* BEGIN Input rows *
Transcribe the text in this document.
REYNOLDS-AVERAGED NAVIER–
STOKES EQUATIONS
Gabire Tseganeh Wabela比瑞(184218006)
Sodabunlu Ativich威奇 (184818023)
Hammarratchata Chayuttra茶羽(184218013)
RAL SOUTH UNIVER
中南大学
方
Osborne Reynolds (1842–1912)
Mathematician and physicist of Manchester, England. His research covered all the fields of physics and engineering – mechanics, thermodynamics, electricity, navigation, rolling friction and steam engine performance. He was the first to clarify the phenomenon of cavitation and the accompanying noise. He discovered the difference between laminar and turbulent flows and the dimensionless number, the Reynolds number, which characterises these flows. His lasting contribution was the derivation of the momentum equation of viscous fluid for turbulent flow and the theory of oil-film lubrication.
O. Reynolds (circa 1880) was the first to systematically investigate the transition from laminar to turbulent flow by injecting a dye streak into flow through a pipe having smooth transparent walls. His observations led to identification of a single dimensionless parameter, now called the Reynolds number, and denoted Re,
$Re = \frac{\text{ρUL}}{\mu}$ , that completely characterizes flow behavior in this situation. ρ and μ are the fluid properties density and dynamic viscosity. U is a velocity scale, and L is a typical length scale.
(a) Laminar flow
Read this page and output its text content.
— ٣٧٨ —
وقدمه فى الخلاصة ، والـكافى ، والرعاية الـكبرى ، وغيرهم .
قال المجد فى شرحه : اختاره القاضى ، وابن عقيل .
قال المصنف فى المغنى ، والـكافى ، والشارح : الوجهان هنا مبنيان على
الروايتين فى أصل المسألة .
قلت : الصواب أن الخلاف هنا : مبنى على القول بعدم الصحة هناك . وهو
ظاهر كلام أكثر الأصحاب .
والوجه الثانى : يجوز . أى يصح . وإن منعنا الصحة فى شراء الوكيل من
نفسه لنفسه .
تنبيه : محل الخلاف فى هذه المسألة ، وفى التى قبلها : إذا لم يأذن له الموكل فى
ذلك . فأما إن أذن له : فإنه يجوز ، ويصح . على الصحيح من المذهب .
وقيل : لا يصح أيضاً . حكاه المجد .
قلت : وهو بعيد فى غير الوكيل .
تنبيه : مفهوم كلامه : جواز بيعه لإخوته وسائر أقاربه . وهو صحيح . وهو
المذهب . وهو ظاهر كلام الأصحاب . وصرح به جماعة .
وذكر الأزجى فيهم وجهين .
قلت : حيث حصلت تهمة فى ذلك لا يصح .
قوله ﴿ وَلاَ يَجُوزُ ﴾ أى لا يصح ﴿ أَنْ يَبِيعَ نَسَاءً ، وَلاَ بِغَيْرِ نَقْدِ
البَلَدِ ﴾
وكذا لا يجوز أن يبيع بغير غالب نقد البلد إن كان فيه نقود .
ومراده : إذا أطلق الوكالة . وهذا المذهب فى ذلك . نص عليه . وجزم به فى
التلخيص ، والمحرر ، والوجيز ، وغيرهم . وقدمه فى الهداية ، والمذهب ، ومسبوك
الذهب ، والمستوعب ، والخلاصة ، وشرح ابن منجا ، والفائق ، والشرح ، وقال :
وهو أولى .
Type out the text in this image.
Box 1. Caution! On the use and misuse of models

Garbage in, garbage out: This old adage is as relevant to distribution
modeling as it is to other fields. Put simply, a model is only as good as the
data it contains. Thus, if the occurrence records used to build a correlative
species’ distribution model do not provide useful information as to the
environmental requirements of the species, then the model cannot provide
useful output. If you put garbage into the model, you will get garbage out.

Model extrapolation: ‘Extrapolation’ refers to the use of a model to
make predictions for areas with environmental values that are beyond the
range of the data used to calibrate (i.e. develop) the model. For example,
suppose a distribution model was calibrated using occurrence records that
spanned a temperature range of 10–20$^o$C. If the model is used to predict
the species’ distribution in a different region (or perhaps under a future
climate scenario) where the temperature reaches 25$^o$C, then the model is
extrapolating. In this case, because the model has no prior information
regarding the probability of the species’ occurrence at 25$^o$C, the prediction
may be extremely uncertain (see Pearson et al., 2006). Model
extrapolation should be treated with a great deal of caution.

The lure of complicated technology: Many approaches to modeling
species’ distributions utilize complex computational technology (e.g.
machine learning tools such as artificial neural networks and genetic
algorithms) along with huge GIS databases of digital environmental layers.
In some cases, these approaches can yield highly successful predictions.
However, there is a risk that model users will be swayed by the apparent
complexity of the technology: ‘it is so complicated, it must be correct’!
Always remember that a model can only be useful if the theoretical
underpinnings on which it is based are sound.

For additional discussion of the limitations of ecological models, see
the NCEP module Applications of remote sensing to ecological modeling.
* END Input rows *
## Given exercise
Only a number is wanted: how many lines of the data above contain "temperature"?

## Right answer
2